» EXERCISE DESCRIPTION: Keep only those lines of the records that include the string "category".

» Dataset rows:
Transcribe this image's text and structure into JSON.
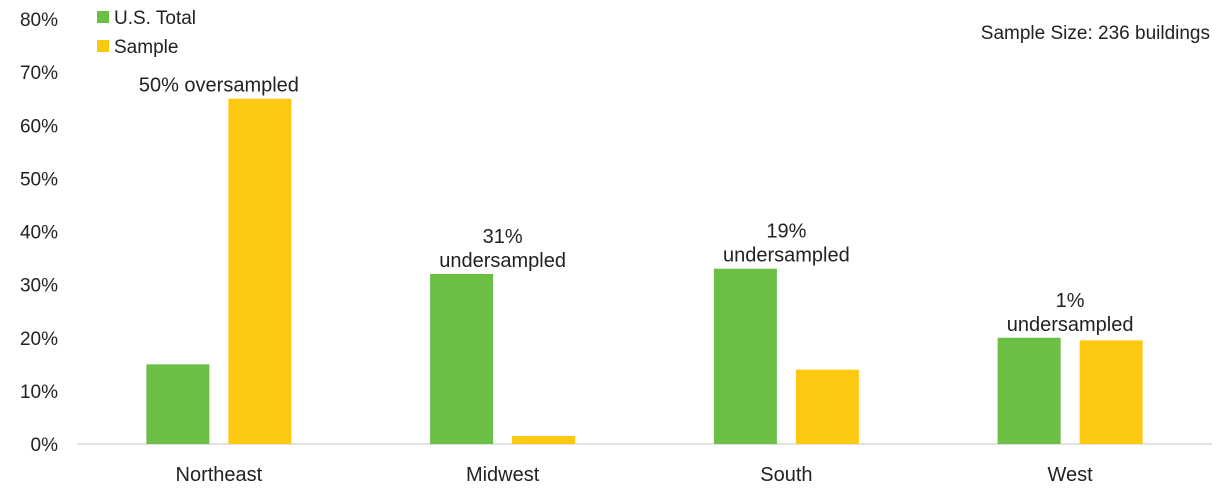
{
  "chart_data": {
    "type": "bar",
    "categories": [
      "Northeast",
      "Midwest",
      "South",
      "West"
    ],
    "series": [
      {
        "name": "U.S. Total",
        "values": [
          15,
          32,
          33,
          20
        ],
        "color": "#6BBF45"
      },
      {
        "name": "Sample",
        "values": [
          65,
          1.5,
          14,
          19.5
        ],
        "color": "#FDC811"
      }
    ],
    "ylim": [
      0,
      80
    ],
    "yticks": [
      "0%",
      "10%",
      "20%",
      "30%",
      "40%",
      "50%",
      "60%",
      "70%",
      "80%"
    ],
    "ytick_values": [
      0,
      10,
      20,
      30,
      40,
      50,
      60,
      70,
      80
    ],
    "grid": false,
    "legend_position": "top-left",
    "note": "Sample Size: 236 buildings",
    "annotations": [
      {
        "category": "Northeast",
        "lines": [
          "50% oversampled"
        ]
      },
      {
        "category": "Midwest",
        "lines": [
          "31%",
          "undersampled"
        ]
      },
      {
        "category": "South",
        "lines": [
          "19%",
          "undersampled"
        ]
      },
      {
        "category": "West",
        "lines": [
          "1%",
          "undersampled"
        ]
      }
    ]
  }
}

==

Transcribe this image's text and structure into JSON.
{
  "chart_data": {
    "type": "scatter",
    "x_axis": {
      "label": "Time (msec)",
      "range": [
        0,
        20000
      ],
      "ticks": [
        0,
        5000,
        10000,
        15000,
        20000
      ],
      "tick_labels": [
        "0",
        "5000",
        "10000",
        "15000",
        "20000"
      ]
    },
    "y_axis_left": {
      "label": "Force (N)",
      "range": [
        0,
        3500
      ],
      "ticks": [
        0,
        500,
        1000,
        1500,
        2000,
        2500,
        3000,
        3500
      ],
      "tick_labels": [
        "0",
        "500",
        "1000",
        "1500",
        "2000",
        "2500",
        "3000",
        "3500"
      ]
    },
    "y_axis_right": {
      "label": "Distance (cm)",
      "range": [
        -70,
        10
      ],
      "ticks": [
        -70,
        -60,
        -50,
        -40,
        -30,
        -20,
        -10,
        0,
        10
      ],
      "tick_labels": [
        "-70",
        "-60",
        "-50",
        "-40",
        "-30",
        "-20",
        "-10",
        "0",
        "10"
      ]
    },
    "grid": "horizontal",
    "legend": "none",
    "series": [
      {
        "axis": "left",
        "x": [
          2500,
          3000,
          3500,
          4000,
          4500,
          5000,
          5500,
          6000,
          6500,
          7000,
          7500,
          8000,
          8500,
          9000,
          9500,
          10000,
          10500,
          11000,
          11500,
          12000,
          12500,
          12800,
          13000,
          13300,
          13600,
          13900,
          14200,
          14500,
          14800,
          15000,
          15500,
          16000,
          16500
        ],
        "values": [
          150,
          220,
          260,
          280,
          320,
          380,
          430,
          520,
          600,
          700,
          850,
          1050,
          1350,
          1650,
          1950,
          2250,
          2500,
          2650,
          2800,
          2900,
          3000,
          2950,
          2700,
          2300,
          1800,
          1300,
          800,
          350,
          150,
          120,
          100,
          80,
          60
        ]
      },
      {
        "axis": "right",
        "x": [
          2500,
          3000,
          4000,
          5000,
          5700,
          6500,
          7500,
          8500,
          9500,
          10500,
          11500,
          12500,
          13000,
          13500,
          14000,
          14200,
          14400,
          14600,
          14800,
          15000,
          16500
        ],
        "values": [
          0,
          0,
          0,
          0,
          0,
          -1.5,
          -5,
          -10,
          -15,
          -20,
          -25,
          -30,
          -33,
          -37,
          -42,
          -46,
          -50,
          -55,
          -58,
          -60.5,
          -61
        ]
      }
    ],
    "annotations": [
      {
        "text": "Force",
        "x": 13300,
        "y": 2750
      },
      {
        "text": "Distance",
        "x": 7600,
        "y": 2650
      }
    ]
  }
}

* * *

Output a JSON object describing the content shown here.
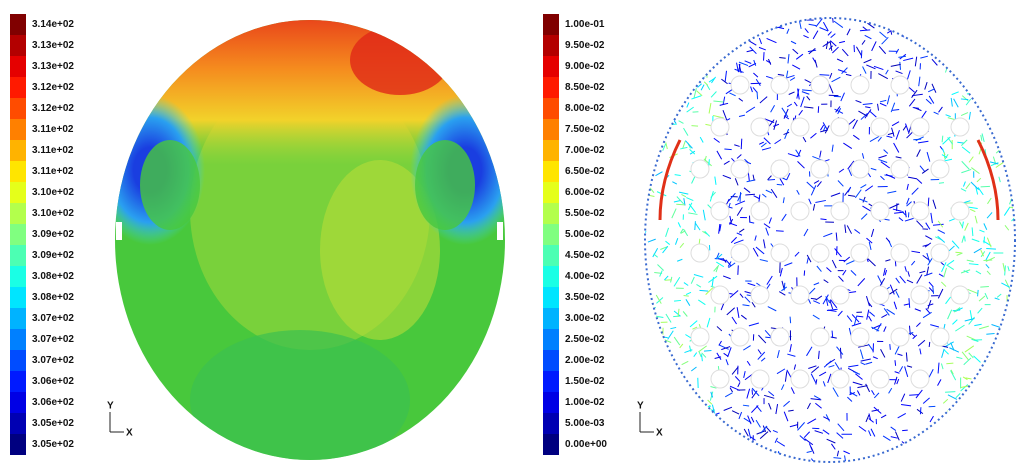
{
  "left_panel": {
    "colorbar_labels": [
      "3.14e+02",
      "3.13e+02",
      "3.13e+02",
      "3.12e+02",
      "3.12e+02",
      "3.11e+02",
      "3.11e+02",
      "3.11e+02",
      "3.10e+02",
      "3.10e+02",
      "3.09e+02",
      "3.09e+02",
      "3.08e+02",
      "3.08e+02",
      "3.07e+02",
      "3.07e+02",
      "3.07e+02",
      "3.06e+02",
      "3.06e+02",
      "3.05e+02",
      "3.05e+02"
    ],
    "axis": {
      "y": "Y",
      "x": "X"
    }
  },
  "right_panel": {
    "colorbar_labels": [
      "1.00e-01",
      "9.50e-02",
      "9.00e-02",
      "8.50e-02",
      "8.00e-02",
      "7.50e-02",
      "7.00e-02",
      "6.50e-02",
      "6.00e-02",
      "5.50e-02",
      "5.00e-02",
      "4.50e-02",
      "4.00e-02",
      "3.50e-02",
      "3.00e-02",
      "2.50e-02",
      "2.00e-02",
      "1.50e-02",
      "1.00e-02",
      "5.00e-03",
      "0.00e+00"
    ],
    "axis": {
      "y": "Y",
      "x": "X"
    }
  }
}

» TASK OUTPUT:
        "category": "Northeast",
        "category": "Midwest",
        "category": "South",
        "category": "West",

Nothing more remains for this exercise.